**Problem**
Assemble all lines in which the string "this" appears.

**Listed records**

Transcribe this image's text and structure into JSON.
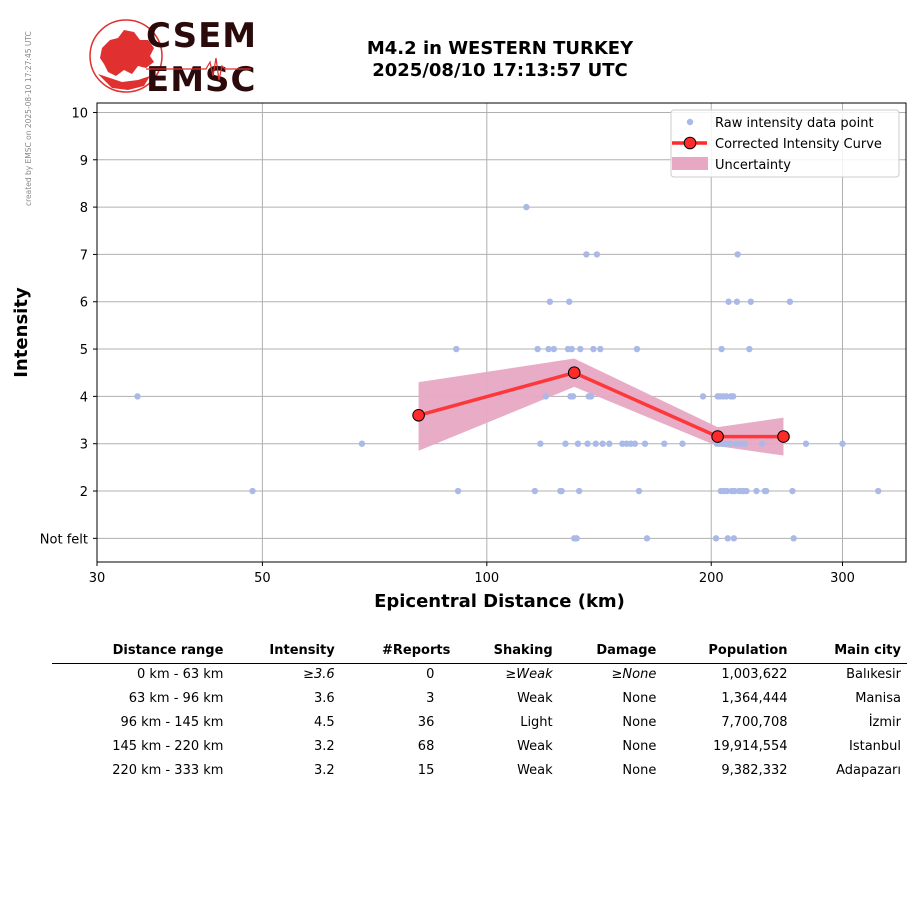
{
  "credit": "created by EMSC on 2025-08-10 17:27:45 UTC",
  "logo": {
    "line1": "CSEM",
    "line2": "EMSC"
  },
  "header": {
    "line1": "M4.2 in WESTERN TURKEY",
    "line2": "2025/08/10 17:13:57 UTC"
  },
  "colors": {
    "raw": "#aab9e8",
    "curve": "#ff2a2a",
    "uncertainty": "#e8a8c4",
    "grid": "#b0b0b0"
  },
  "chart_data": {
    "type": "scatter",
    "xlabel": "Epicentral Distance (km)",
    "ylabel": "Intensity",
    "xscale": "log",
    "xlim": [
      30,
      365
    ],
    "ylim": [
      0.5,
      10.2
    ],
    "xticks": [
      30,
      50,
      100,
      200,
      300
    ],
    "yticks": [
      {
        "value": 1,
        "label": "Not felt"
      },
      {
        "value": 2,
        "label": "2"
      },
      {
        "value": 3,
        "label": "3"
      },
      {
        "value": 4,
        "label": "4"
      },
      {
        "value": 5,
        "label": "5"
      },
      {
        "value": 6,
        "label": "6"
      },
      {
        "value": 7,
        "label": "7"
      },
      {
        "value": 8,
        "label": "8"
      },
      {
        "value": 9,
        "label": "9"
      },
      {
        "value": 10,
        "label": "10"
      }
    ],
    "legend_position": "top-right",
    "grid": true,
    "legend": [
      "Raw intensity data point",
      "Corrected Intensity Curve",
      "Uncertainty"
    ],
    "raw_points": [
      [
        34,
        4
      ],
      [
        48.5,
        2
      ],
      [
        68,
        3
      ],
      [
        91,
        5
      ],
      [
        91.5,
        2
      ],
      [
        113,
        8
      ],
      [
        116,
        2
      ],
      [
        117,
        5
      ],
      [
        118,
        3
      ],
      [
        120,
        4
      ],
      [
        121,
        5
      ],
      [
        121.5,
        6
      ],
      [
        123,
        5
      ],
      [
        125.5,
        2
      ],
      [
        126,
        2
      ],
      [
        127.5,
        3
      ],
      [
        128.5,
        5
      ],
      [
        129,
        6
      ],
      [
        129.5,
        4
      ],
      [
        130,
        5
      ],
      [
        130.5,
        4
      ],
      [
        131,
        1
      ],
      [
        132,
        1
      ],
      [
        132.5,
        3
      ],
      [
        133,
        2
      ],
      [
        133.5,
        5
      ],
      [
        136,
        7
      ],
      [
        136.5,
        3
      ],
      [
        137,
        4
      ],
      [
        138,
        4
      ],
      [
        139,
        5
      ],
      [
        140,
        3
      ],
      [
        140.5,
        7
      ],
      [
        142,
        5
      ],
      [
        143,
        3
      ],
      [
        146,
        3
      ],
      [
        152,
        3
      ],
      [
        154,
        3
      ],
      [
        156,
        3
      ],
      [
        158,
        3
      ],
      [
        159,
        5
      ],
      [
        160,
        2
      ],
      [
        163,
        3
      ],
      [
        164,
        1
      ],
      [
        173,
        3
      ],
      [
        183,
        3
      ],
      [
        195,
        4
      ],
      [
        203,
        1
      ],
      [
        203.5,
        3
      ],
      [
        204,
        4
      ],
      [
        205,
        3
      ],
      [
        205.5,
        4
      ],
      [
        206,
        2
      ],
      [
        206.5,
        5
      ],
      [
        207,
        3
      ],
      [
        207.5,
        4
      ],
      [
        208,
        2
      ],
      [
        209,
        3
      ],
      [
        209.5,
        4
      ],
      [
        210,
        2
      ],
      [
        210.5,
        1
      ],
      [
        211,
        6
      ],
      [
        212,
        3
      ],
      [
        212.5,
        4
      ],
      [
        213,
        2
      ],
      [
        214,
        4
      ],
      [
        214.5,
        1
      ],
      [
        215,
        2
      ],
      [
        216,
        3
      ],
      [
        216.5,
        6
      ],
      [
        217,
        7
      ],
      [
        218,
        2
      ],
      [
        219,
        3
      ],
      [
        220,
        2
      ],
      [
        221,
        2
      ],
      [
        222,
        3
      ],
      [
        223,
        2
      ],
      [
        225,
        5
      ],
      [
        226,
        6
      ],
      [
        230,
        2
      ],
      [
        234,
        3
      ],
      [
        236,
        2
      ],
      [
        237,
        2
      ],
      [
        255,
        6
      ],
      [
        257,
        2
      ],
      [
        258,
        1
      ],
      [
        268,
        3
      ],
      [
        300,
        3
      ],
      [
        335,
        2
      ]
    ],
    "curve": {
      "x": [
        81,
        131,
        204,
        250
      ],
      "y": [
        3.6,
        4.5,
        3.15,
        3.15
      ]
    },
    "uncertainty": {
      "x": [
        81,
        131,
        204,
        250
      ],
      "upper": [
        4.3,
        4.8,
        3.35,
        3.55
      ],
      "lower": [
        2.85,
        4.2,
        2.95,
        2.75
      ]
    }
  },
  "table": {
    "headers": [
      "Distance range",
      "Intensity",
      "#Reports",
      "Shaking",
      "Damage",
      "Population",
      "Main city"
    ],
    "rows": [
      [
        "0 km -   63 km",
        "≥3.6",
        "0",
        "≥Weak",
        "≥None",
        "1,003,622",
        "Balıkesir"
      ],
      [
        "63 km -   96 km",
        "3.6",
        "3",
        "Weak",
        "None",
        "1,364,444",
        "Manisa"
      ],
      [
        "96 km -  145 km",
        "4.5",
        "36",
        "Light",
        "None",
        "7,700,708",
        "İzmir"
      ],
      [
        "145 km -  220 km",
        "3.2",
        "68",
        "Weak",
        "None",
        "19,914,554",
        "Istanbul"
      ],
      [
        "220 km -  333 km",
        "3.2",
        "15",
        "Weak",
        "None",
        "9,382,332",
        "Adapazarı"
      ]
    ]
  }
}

...

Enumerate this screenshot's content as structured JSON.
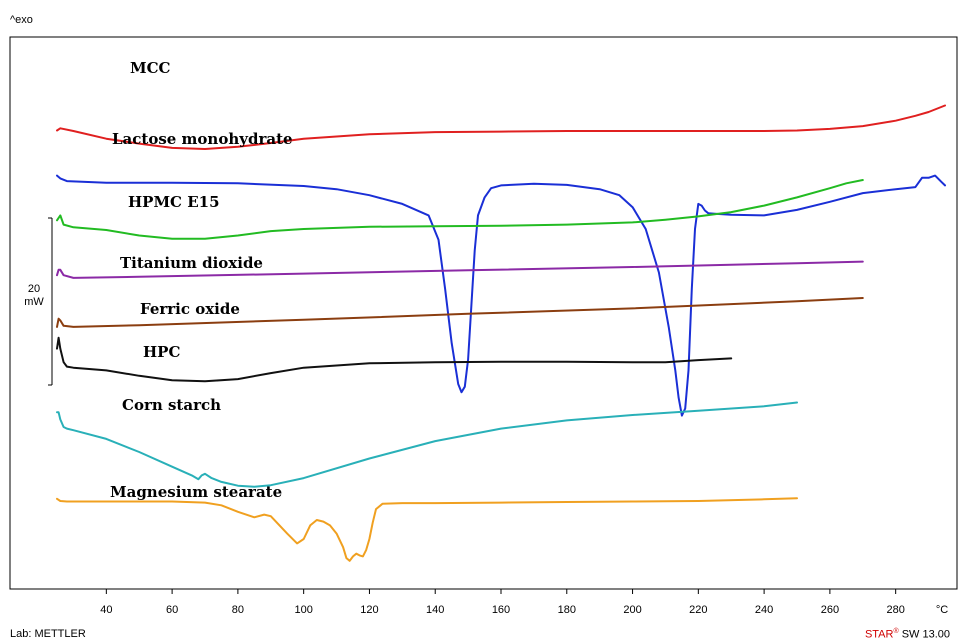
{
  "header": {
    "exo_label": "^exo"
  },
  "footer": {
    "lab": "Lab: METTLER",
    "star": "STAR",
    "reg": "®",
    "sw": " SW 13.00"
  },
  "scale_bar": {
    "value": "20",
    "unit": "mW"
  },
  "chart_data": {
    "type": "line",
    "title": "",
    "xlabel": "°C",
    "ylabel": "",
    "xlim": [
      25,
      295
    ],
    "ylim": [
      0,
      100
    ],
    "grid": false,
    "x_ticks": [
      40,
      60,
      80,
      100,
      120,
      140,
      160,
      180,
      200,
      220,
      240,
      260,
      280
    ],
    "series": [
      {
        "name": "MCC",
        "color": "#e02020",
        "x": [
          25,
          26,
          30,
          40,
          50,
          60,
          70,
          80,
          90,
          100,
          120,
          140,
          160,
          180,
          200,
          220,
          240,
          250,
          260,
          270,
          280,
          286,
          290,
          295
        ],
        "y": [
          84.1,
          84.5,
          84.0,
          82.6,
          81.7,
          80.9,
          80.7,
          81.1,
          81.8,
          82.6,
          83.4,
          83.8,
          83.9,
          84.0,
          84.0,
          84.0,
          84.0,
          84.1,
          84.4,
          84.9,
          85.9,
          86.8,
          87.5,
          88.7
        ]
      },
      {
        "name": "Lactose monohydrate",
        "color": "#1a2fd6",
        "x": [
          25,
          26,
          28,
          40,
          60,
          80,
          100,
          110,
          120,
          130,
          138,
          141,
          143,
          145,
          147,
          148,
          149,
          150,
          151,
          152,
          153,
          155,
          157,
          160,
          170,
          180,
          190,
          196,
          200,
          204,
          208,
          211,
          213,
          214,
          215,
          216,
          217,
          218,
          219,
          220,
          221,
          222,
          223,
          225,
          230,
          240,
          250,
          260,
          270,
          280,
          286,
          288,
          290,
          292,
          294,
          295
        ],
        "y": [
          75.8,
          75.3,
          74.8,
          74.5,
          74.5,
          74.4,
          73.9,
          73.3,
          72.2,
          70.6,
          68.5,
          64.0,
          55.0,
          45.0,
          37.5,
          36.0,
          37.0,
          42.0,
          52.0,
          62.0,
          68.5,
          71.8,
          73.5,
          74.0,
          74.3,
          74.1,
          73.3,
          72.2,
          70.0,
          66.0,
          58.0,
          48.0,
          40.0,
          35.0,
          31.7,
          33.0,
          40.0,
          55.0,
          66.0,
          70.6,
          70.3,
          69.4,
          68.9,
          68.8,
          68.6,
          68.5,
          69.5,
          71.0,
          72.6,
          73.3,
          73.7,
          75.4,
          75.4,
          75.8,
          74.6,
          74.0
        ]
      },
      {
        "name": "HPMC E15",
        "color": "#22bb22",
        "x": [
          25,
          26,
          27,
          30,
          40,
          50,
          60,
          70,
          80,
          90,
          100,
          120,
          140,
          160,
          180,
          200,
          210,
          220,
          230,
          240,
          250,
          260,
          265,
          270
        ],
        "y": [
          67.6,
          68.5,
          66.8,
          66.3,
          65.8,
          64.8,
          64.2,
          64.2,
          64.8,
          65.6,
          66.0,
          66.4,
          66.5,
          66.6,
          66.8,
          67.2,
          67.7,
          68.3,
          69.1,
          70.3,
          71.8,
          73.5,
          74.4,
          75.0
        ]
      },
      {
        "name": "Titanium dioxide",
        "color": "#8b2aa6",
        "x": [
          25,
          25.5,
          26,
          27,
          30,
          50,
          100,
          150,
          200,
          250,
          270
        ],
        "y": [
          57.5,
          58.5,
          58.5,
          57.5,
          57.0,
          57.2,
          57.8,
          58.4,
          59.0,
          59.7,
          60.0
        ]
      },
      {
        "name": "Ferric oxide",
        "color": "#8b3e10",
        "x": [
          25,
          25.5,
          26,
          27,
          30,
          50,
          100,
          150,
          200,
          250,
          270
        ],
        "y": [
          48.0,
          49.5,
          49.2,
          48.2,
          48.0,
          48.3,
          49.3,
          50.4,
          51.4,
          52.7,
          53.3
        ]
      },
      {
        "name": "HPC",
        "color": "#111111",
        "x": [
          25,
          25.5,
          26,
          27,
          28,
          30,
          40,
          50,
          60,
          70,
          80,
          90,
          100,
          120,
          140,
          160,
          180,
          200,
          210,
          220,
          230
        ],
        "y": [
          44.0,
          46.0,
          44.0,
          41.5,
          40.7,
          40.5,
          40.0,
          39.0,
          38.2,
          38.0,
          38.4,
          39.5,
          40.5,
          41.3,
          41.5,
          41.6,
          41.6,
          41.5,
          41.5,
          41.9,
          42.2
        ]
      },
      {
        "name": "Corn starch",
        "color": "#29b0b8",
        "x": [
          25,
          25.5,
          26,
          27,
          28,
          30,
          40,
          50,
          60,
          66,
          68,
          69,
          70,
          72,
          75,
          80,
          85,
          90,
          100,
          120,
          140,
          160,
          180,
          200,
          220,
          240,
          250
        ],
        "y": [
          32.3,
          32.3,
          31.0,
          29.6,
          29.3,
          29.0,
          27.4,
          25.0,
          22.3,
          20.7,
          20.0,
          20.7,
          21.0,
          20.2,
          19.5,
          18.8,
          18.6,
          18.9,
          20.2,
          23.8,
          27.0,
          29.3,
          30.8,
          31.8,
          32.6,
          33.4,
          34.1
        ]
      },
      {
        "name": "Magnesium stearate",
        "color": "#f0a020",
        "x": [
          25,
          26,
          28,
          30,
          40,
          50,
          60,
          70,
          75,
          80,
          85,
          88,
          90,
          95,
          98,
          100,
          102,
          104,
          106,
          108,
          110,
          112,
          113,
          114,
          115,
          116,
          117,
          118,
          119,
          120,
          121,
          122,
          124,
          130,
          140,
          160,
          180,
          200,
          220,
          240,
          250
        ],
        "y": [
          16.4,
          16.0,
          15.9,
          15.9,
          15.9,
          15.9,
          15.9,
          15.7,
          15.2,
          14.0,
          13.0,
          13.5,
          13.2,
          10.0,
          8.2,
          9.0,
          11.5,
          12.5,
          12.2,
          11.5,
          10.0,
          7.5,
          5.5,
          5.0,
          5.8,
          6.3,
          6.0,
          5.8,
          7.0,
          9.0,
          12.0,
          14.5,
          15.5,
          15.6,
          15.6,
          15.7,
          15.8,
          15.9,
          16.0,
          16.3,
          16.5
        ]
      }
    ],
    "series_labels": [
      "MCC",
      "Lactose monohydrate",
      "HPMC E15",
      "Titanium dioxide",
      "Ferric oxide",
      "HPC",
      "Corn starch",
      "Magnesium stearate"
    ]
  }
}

**Exercise response**
Transcribe this image's text and structure into JSON.
Enumerate this screenshot's content as structured JSON.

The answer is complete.